* **Set exercise**
Give all of the lines again exactly as they read.

# START OF Excerpted records

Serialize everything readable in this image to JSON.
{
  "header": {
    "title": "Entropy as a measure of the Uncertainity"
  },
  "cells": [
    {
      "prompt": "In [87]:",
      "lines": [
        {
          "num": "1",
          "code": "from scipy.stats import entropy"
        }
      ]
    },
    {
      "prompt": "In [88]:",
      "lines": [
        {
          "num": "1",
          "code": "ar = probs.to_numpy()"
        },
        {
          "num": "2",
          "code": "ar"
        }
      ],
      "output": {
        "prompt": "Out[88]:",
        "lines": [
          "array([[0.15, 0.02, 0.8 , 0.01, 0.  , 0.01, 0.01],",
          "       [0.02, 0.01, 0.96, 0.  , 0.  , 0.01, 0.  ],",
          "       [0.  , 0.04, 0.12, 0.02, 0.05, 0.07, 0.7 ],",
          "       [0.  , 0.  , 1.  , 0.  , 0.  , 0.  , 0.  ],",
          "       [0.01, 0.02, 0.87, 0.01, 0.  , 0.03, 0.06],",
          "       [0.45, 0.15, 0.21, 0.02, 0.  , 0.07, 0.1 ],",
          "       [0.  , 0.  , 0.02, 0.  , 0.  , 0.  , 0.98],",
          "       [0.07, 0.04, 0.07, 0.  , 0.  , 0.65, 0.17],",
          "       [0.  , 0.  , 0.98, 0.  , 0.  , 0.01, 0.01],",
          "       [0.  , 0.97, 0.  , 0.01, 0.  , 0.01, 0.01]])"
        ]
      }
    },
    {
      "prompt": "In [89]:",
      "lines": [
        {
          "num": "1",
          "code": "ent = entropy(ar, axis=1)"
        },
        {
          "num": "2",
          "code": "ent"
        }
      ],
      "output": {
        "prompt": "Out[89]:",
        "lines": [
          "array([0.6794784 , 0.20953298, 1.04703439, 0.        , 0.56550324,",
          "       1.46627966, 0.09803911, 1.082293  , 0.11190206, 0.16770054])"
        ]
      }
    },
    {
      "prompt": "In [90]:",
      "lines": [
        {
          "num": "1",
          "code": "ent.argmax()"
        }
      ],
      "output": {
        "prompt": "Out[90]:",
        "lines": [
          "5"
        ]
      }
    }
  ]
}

# END OF Excerpted records

* **Answer to the exercise**
Serialize everything readable in this image to JSON.
{
  "header": {
    "title": "Entropy as a measure of the Uncertainity"
  },
  "cells": [
    {
      "prompt": "In [87]:",
      "lines": [
        {
          "num": "1",
          "code": "from scipy.stats import entropy"
        }
      ]
    },
    {
      "prompt": "In [88]:",
      "lines": [
        {
          "num": "1",
          "code": "ar = probs.to_numpy()"
        },
        {
          "num": "2",
          "code": "ar"
        }
      ],
      "output": {
        "prompt": "Out[88]:",
        "lines": [
          "array([[0.15, 0.02, 0.8 , 0.01, 0.  , 0.01, 0.01],",
          "       [0.02, 0.01, 0.96, 0.  , 0.  , 0.01, 0.  ],",
          "       [0.  , 0.04, 0.12, 0.02, 0.05, 0.07, 0.7 ],",
          "       [0.  , 0.  , 1.  , 0.  , 0.  , 0.  , 0.  ],",
          "       [0.01, 0.02, 0.87, 0.01, 0.  , 0.03, 0.06],",
          "       [0.45, 0.15, 0.21, 0.02, 0.  , 0.07, 0.1 ],",
          "       [0.  , 0.  , 0.02, 0.  , 0.  , 0.  , 0.98],",
          "       [0.07, 0.04, 0.07, 0.  , 0.  , 0.65, 0.17],",
          "       [0.  , 0.  , 0.98, 0.  , 0.  , 0.01, 0.01],",
          "       [0.  , 0.97, 0.  , 0.01, 0.  , 0.01, 0.01]])"
        ]
      }
    },
    {
      "prompt": "In [89]:",
      "lines": [
        {
          "num": "1",
          "code": "ent = entropy(ar, axis=1)"
        },
        {
          "num": "2",
          "code": "ent"
        }
      ],
      "output": {
        "prompt": "Out[89]:",
        "lines": [
          "array([0.6794784 , 0.20953298, 1.04703439, 0.        , 0.56550324,",
          "       1.46627966, 0.09803911, 1.082293  , 0.11190206, 0.16770054])"
        ]
      }
    },
    {
      "prompt": "In [90]:",
      "lines": [
        {
          "num": "1",
          "code": "ent.argmax()"
        }
      ],
      "output": {
        "prompt": "Out[90]:",
        "lines": [
          "5"
        ]
      }
    }
  ]
}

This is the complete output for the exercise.